» Goal
Take every line from the material that has the word "diagram" in it.

» Records for the task
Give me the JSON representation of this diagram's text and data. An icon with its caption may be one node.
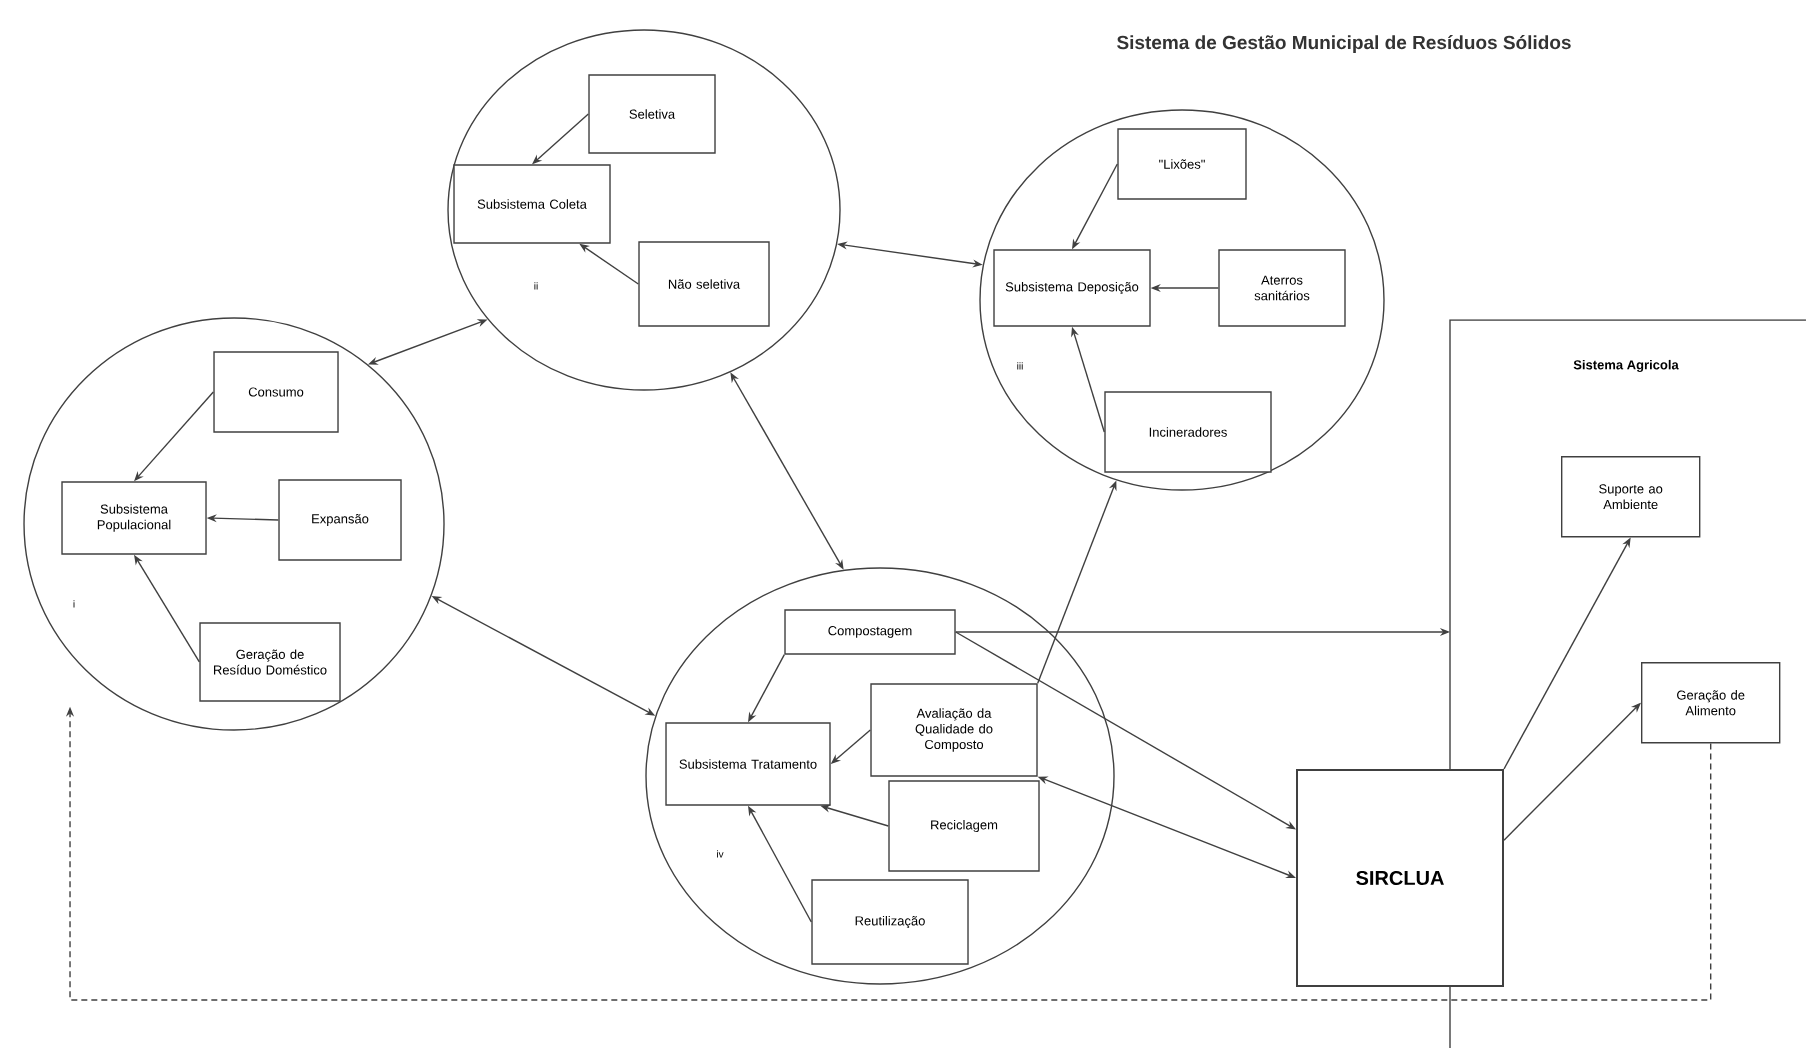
{
  "diagram": {
    "title": "Sistema de Gestão Municipal de Resíduos Sólidos",
    "nodes": [
      {
        "text": [
          "i"
        ]
      },
      {
        "text": [
          "Consumo"
        ],
        "in": 0
      },
      {
        "text": [
          "Subsistema Populacional"
        ],
        "in": 0
      },
      {
        "text": [
          "Expansão"
        ],
        "in": 0
      },
      {
        "text": [
          "Geração de Resíduo Doméstico"
        ],
        "in": 0
      },
      {
        "text": [
          "ii"
        ]
      },
      {
        "text": [
          "Seletiva"
        ],
        "in": 5
      },
      {
        "text": [
          "Subsistema Coleta"
        ],
        "in": 5
      },
      {
        "text": [
          "Não seletiva"
        ],
        "in": 5
      },
      {
        "text": [
          "iii"
        ]
      },
      {
        "text": [
          "\"Lixões\""
        ],
        "in": 9
      },
      {
        "text": [
          "Subsistema Deposição"
        ],
        "in": 9
      },
      {
        "text": [
          "Aterros sanitários"
        ],
        "in": 9
      },
      {
        "text": [
          "Incineradores"
        ],
        "in": 9
      },
      {
        "text": [
          "iv"
        ]
      },
      {
        "text": [
          "Compostagem"
        ],
        "in": 14
      },
      {
        "text": [
          "Avaliação da Qualidade do Composto"
        ],
        "in": 14
      },
      {
        "text": [
          "Subsistema Tratamento"
        ],
        "in": 14
      },
      {
        "text": [
          "Reciclagem"
        ],
        "in": 14
      },
      {
        "text": [
          "Reutilização"
        ],
        "in": 14
      },
      {
        "text": [
          "Sistema Agricola"
        ]
      },
      {
        "text": [
          "Suporte ao Ambiente"
        ],
        "in": 20
      },
      {
        "text": [
          "Geração de Alimento"
        ],
        "in": 20
      },
      {
        "text": [
          "SIRCLUA"
        ]
      }
    ],
    "edges": [
      {
        "from": 1,
        "to": 2,
        "arrow": "to"
      },
      {
        "from": 3,
        "to": 2,
        "arrow": "to"
      },
      {
        "from": 4,
        "to": 2,
        "arrow": "to"
      },
      {
        "from": 0,
        "to": 5,
        "arrow": "both"
      },
      {
        "from": 5,
        "to": 9,
        "arrow": "both"
      },
      {
        "from": 5,
        "to": 14,
        "arrow": "both"
      },
      {
        "from": 0,
        "to": 14,
        "arrow": "both"
      },
      {
        "from": 6,
        "to": 7,
        "arrow": "to"
      },
      {
        "from": 8,
        "to": 7,
        "arrow": "to"
      },
      {
        "from": 10,
        "to": 11,
        "arrow": "to"
      },
      {
        "from": 12,
        "to": 11,
        "arrow": "to"
      },
      {
        "from": 13,
        "to": 11,
        "arrow": "to"
      },
      {
        "from": 15,
        "to": 17,
        "arrow": "to"
      },
      {
        "from": 16,
        "to": 17,
        "arrow": "to"
      },
      {
        "from": 18,
        "to": 17,
        "arrow": "to"
      },
      {
        "from": 19,
        "to": 17,
        "arrow": "to"
      },
      {
        "from": 16,
        "to": 9,
        "arrow": "to"
      },
      {
        "from": 15,
        "to": 20,
        "arrow": "to"
      },
      {
        "from": 15,
        "to": 23,
        "arrow": "to"
      },
      {
        "from": 16,
        "to": 23,
        "arrow": "both"
      },
      {
        "from": 23,
        "to": 21,
        "arrow": "to"
      },
      {
        "from": 23,
        "to": 22,
        "arrow": "to"
      },
      {
        "from": 22,
        "to": 0,
        "arrow": "to",
        "style": "dashed"
      }
    ]
  }
}
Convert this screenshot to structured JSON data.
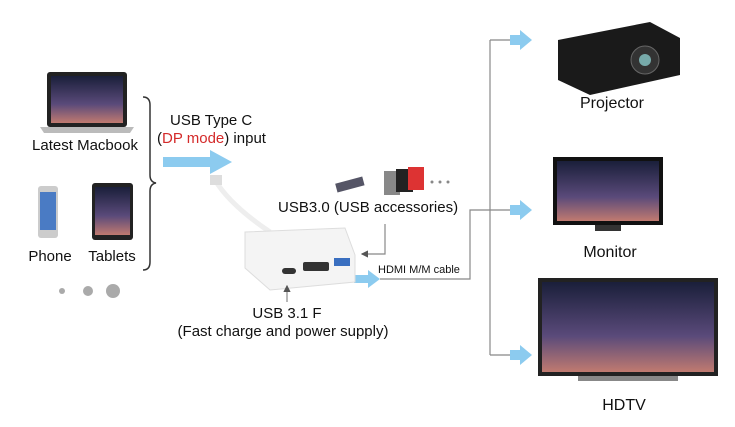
{
  "devices_left": {
    "macbook": "Latest Macbook",
    "phone": "Phone",
    "tablets": "Tablets"
  },
  "input": {
    "line1": "USB Type C",
    "open": "(",
    "dp": "DP mode",
    "close": ") input"
  },
  "usb3": "USB3.0 (USB accessories)",
  "hdmi": "HDMI M/M cable",
  "usbc": {
    "line1": "USB 3.1 F",
    "line2": "(Fast charge and power supply)"
  },
  "outputs": {
    "projector": "Projector",
    "monitor": "Monitor",
    "hdtv": "HDTV"
  },
  "colors": {
    "arrow": "#8ccbef",
    "accent": "#d42a2a"
  }
}
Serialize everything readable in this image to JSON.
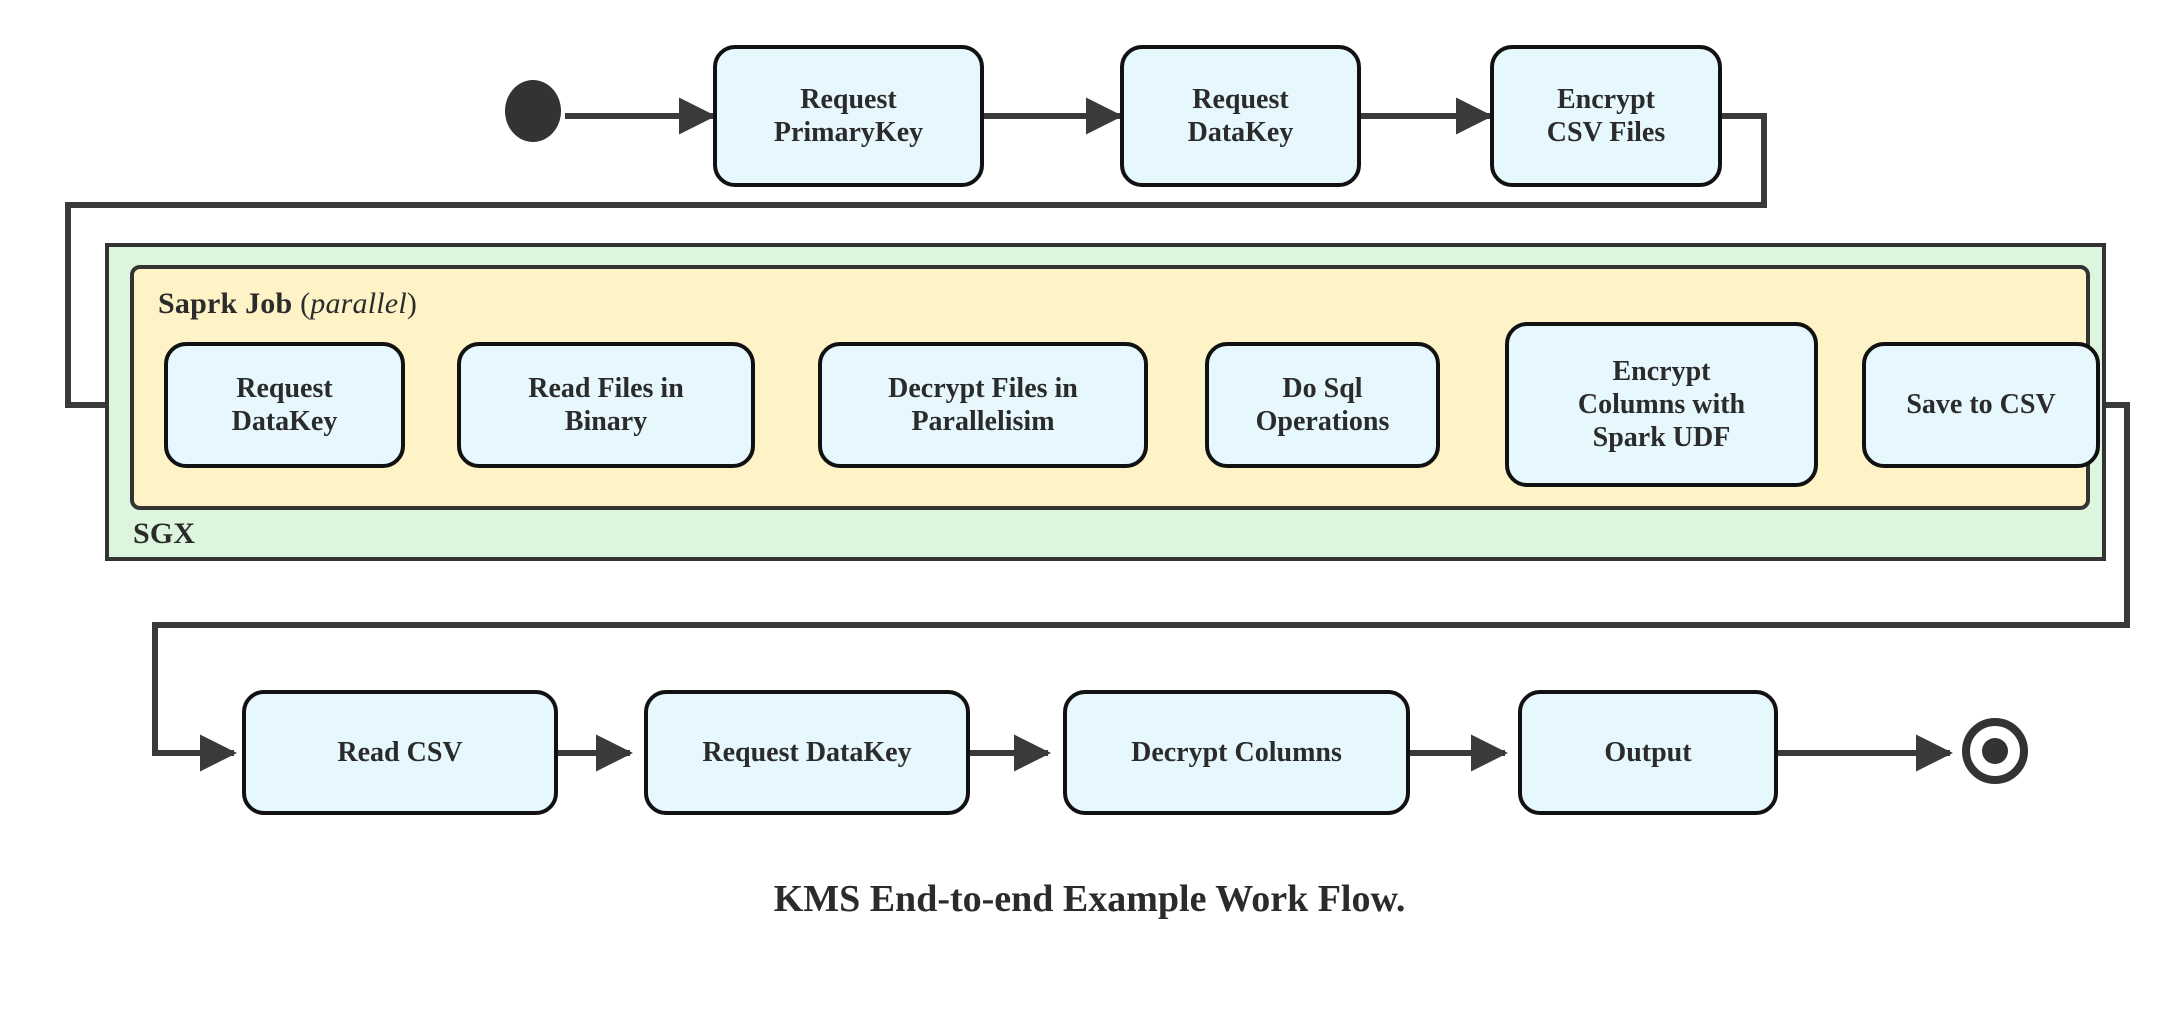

» Task output
Give me the JSON representation of this diagram's text and data. An icon with its caption may be one node.
  "diagram": {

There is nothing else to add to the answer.